*EXTRACTED DATA*.

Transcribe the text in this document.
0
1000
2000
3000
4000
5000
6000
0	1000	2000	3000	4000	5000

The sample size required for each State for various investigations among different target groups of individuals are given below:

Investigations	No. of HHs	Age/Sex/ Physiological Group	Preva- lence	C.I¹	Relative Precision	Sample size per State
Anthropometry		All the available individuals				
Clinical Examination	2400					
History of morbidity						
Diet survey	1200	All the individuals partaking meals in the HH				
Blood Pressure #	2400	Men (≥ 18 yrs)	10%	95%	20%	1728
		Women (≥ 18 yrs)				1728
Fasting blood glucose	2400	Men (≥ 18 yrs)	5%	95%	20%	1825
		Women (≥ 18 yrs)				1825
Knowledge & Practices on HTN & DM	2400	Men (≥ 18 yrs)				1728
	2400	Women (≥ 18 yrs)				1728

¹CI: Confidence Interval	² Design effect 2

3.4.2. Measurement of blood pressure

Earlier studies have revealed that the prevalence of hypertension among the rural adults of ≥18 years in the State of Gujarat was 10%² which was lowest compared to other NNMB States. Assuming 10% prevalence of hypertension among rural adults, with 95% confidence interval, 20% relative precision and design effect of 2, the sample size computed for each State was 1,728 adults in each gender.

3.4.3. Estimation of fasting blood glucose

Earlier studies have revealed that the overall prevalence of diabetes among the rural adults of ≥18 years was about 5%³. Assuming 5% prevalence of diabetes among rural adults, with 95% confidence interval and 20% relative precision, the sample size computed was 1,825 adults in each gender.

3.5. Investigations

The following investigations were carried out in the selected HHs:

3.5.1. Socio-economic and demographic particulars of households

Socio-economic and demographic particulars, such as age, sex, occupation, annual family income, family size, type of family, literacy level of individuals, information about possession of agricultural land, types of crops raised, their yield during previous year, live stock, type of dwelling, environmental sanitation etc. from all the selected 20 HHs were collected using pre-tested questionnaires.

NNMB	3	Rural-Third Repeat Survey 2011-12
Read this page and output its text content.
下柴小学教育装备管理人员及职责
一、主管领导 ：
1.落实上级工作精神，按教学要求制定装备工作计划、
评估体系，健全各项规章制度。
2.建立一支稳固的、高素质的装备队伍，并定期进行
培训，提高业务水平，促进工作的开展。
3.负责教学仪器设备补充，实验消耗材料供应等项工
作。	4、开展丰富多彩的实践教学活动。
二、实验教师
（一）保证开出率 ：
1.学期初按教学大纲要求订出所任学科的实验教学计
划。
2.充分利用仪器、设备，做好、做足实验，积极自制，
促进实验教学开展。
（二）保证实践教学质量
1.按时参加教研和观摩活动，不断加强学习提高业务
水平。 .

*DO THIS*.
From the entries above, copy out every line where the string "glucose" appears.

*ANSWER TO THE PROBLEM*.
Fasting blood glucose	2400	Men (≥ 18 yrs)	5%	95%	20%	1825
3.4.3. Estimation of fasting blood glucose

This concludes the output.